▸ Requirements: In the forum thread about moving to a protected wireless network, what is the only difference between jstrauss's two base images?

Moving from open wireless to protected wireless network

Not applicable

During the past school year, we used an open wireless network throughout our school district. When creating our original base OS image, the Mac Book we used to create the image connected to this network, and so all Mac Books imaged with this base OS also looked to this network for wireless. This worked fine for us last year. Over the summer the district has incorporated several protected wireless networks ( Teacher Wireless, Student Wireless,etc) to replace the open wireless network for the coming school year. Do we need to create all new base os images,(One for teacher Mac Books, one for Student Mac Books, etc.) that will look to each of these individual wireless networks? How do we incorporate the wireless password to connect to each of these networks, as the district wants this to happen without user intervention, so that the wireless passwords do not need to be distributed to all teachers and students? Any help will be greatly appreciated.

Tom Queck
New Kensington Arnold School District

6 REPLIES 6

jstrauss
Contributor

I'm interested in this, too; I know there's a way to do it. Currently I have two base images: one for student wireless, and one for faculty/staff. The only difference is which SSID they're using.

winkelhe
New Contributor

networksetup -setairportnetwork <network> [password]
Set AirPort Network to <network> using optional [password] if specified.

▸ Dataset records:

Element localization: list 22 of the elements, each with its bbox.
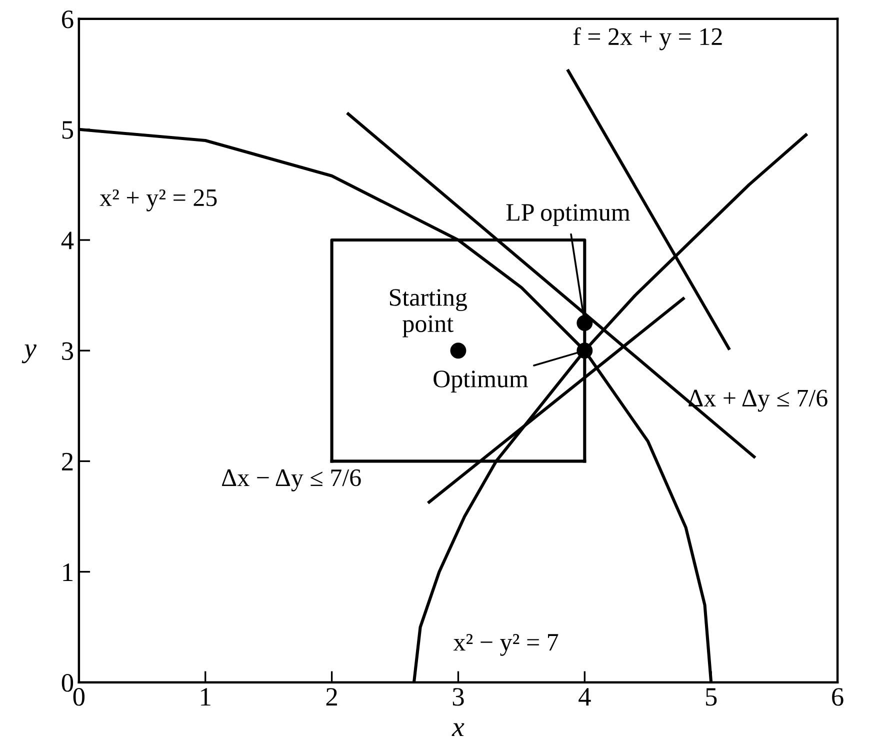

...

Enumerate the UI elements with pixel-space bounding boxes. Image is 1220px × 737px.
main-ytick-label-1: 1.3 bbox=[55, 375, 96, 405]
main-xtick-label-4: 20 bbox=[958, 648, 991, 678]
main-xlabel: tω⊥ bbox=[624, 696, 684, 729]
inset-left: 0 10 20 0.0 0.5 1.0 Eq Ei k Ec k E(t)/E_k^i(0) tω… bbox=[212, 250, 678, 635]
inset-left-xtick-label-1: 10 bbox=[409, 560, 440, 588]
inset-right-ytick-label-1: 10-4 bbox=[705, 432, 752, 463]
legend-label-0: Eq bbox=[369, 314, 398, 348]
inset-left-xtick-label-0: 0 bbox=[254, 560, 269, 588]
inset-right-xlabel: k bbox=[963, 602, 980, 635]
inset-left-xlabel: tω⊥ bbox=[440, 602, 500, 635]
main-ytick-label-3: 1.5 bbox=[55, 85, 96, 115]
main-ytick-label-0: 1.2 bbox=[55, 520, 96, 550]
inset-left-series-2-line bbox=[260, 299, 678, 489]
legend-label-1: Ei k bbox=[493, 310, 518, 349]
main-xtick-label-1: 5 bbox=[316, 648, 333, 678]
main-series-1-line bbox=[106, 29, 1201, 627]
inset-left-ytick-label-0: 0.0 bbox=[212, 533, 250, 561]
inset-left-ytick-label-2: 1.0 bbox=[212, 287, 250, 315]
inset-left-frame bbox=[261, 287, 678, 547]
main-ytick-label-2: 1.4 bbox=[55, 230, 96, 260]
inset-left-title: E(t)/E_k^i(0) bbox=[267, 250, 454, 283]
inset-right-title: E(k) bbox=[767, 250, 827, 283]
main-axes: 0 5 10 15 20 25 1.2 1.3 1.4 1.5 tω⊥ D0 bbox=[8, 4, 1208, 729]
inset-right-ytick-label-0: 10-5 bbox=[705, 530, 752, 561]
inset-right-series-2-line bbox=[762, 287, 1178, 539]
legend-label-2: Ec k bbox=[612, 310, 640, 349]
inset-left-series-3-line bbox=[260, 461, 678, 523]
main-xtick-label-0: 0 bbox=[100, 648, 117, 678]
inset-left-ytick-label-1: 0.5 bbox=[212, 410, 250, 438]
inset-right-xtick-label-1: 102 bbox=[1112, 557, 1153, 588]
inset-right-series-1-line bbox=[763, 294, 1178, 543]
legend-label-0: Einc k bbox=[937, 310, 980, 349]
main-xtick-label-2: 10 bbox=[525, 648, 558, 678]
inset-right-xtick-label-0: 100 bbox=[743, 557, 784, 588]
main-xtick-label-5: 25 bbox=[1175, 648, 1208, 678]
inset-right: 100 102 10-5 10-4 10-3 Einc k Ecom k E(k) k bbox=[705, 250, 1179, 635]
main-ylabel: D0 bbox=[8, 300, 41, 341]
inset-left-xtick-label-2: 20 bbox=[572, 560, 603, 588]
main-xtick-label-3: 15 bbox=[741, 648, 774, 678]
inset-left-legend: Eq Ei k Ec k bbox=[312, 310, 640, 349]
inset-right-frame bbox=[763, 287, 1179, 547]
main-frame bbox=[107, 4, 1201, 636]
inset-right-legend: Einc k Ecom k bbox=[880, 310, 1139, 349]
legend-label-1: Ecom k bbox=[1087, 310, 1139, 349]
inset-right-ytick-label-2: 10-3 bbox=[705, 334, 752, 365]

▸ Task response: Which SSID they use.